REQUIRED TASK: Take every line from the listing below that includes "title" and copy it.

==== INPUT

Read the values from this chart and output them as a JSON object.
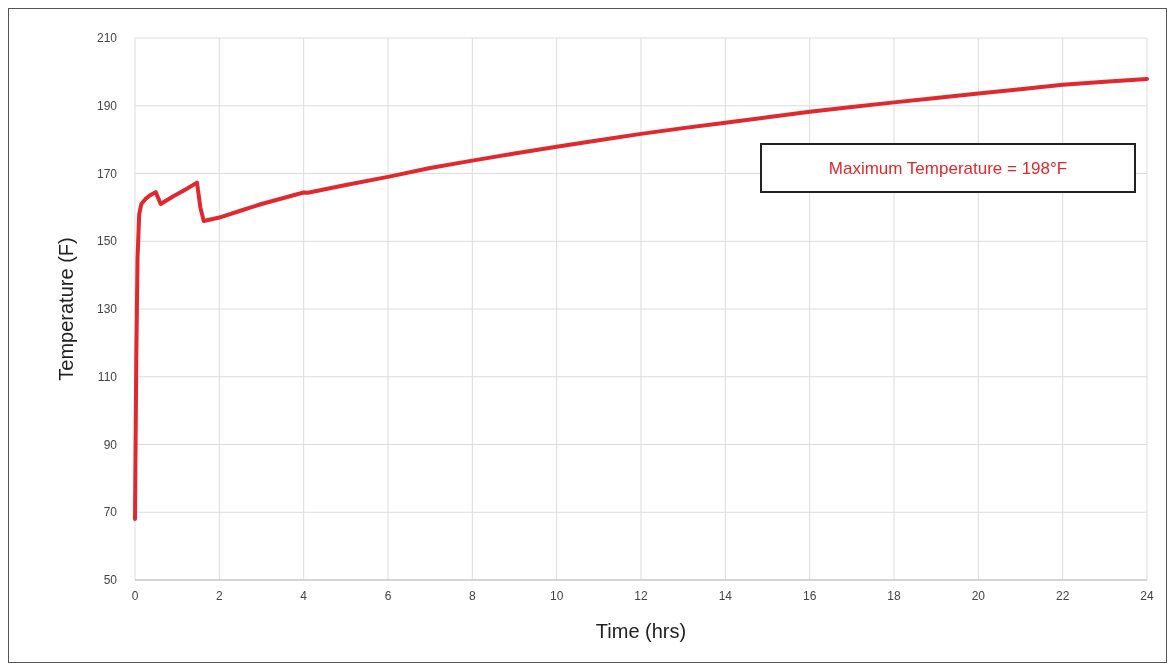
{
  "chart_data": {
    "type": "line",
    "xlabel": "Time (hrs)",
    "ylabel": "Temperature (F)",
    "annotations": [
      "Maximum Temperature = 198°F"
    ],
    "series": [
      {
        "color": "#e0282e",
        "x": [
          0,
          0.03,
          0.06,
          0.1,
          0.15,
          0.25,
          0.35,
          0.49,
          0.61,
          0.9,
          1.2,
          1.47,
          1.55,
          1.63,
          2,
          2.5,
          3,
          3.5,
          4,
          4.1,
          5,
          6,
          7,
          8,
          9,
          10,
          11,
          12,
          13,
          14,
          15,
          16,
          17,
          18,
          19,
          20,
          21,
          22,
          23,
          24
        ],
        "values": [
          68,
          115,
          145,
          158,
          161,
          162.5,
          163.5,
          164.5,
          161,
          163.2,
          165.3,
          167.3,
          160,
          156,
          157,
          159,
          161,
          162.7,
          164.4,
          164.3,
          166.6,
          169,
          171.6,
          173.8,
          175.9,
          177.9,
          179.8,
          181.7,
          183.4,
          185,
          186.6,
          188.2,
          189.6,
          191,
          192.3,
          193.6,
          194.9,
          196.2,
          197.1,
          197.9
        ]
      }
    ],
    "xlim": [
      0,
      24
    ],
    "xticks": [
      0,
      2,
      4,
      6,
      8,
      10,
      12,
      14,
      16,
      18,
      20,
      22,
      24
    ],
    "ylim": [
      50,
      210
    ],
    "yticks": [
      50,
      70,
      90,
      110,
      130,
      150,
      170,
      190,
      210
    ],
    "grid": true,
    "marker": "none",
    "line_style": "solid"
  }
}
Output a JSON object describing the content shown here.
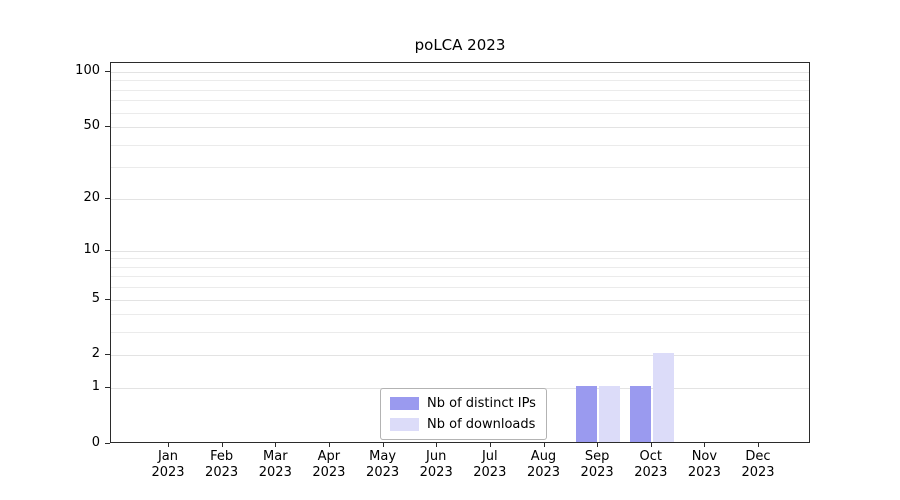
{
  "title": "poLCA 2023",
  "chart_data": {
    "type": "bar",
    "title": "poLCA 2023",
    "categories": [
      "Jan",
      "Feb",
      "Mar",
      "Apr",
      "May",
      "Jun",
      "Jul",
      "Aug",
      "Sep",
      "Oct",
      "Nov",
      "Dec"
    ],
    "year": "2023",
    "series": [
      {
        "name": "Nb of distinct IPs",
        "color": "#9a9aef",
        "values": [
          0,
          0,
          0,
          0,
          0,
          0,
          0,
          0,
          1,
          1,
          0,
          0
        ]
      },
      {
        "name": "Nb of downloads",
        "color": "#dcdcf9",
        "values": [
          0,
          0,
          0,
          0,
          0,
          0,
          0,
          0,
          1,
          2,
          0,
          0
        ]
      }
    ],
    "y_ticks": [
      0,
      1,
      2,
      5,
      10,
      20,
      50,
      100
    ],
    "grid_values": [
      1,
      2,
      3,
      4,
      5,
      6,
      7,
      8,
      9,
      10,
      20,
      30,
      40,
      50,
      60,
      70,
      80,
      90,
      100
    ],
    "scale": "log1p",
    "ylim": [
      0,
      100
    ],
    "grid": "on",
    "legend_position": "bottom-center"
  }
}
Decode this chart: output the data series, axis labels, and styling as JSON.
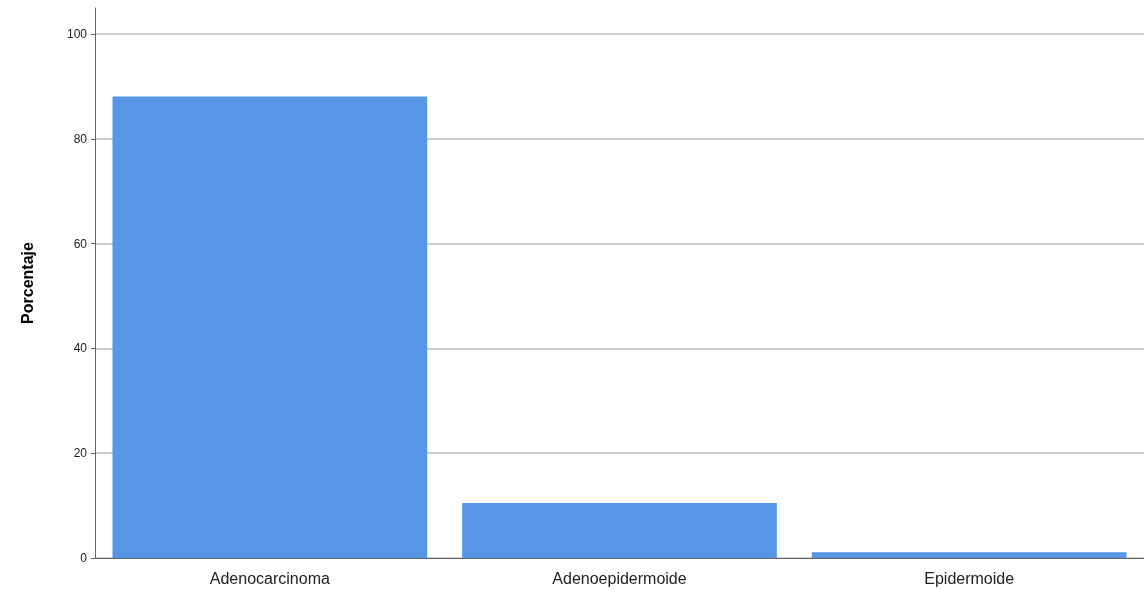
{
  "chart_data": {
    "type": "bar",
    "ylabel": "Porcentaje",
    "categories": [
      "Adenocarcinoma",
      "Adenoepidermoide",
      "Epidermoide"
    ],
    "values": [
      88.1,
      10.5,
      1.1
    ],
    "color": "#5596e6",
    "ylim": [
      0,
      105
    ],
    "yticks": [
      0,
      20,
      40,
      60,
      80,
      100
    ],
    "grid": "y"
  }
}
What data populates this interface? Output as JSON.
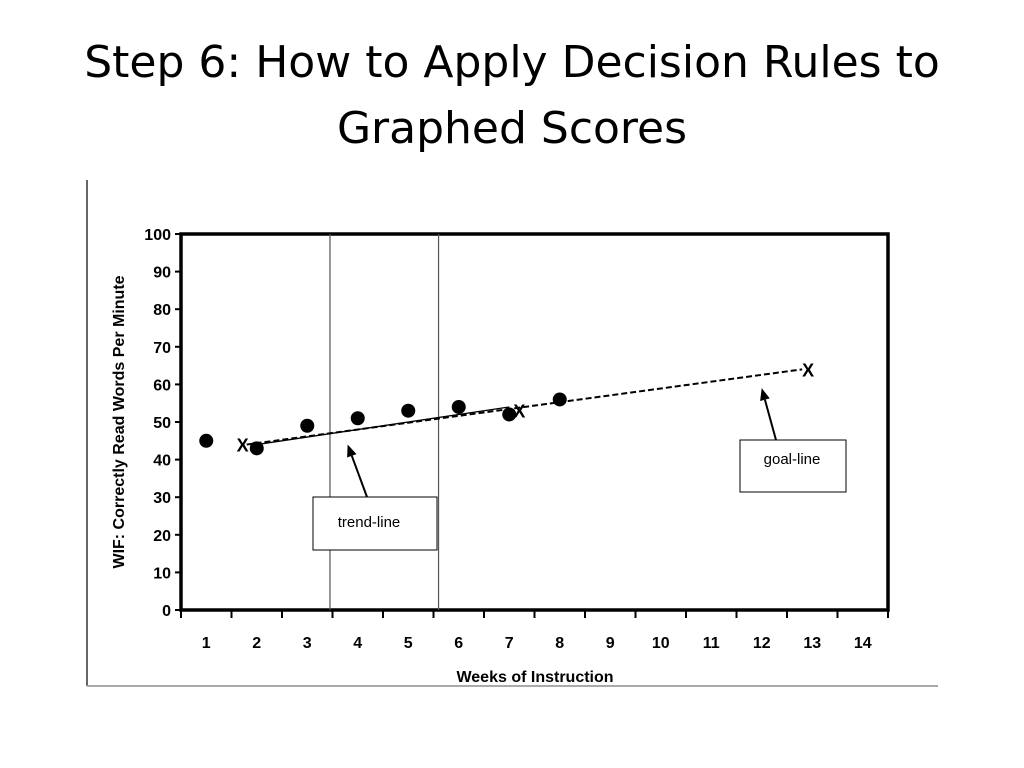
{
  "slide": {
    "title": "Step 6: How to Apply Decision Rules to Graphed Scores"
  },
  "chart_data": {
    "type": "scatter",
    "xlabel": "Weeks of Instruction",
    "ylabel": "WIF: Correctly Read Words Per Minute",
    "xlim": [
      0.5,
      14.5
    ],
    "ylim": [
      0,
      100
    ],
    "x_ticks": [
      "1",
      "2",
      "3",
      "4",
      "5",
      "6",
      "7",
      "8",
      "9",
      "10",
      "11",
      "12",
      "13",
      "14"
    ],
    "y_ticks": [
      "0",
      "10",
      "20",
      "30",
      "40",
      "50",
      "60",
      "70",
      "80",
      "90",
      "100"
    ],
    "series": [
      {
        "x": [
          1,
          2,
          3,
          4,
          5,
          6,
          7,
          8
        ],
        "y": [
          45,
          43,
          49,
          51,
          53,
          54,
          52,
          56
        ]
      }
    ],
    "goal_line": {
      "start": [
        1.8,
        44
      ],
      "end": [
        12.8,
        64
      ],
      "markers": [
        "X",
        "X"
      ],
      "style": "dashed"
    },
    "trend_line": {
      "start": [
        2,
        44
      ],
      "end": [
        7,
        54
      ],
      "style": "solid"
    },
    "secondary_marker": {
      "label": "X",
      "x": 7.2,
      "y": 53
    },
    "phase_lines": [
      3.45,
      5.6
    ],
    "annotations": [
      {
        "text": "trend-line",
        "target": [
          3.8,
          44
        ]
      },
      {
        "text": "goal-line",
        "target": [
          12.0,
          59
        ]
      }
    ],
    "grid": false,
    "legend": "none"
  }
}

========

EXERCISE OUTPUT:
  "title": "poLCA 2023",
    "title": "poLCA 2023",
    "title": "Step 6: How to Apply Decision Rules to Graphed Scores"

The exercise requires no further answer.